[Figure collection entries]
* * * * *
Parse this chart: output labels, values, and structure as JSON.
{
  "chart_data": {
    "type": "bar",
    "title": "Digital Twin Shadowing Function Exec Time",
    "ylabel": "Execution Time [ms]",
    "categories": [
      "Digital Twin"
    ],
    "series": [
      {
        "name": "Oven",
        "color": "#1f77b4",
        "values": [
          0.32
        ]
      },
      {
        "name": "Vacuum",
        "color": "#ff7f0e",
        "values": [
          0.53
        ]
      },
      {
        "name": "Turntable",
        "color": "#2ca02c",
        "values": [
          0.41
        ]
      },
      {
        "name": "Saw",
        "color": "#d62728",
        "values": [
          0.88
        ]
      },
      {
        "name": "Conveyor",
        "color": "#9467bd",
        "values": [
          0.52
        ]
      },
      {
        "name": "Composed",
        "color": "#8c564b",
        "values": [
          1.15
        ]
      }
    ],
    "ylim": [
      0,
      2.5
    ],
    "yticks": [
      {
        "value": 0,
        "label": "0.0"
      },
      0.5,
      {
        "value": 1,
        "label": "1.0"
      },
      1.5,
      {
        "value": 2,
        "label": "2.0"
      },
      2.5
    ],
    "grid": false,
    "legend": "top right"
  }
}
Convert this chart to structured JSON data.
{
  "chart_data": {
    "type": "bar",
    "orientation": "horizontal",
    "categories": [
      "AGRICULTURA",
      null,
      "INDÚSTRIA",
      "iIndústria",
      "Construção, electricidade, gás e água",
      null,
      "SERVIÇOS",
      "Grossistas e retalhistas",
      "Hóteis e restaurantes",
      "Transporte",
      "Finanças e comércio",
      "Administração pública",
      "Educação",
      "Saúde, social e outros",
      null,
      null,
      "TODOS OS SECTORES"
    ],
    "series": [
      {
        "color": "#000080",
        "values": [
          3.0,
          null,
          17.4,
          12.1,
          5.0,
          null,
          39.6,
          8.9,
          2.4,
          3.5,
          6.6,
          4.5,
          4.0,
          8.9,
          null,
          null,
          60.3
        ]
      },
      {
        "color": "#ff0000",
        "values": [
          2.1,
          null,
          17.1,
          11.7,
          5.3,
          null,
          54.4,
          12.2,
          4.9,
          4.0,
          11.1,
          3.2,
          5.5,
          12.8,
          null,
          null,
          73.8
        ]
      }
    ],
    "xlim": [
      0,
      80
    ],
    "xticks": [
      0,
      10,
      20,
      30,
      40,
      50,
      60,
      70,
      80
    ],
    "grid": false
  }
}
* * * * *
* **WORK TO DO**
Collect every line with the string "color" from the records, and copy each.

* **TASK RESULT**
        "color": "#1f77b4",
        "color": "#ff7f0e",
        "color": "#2ca02c",
        "color": "#d62728",
        "color": "#9467bd",
        "color": "#8c564b",
        "color": "#000080",
        "color": "#ff0000",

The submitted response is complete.